Stored data
(begin)
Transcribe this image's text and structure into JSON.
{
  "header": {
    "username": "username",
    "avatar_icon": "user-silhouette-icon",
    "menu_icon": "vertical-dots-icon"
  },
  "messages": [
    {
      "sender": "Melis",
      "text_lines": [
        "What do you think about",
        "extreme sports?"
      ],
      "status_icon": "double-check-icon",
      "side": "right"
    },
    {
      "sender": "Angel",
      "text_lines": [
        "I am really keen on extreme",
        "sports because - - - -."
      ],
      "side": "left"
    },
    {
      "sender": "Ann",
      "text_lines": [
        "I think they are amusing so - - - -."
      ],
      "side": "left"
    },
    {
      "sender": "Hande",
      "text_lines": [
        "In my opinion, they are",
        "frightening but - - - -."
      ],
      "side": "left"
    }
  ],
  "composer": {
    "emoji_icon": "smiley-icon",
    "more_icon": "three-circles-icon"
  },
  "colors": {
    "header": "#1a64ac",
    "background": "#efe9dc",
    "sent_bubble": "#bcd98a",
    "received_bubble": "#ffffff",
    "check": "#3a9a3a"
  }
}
(end)
AIM
Take the records above and return them exactly as written.

EXERCISE ANSWER
Transcribe this image's text and structure into JSON.
{
  "header": {
    "username": "username",
    "avatar_icon": "user-silhouette-icon",
    "menu_icon": "vertical-dots-icon"
  },
  "messages": [
    {
      "sender": "Melis",
      "text_lines": [
        "What do you think about",
        "extreme sports?"
      ],
      "status_icon": "double-check-icon",
      "side": "right"
    },
    {
      "sender": "Angel",
      "text_lines": [
        "I am really keen on extreme",
        "sports because - - - -."
      ],
      "side": "left"
    },
    {
      "sender": "Ann",
      "text_lines": [
        "I think they are amusing so - - - -."
      ],
      "side": "left"
    },
    {
      "sender": "Hande",
      "text_lines": [
        "In my opinion, they are",
        "frightening but - - - -."
      ],
      "side": "left"
    }
  ],
  "composer": {
    "emoji_icon": "smiley-icon",
    "more_icon": "three-circles-icon"
  },
  "colors": {
    "header": "#1a64ac",
    "background": "#efe9dc",
    "sent_bubble": "#bcd98a",
    "received_bubble": "#ffffff",
    "check": "#3a9a3a"
  }
}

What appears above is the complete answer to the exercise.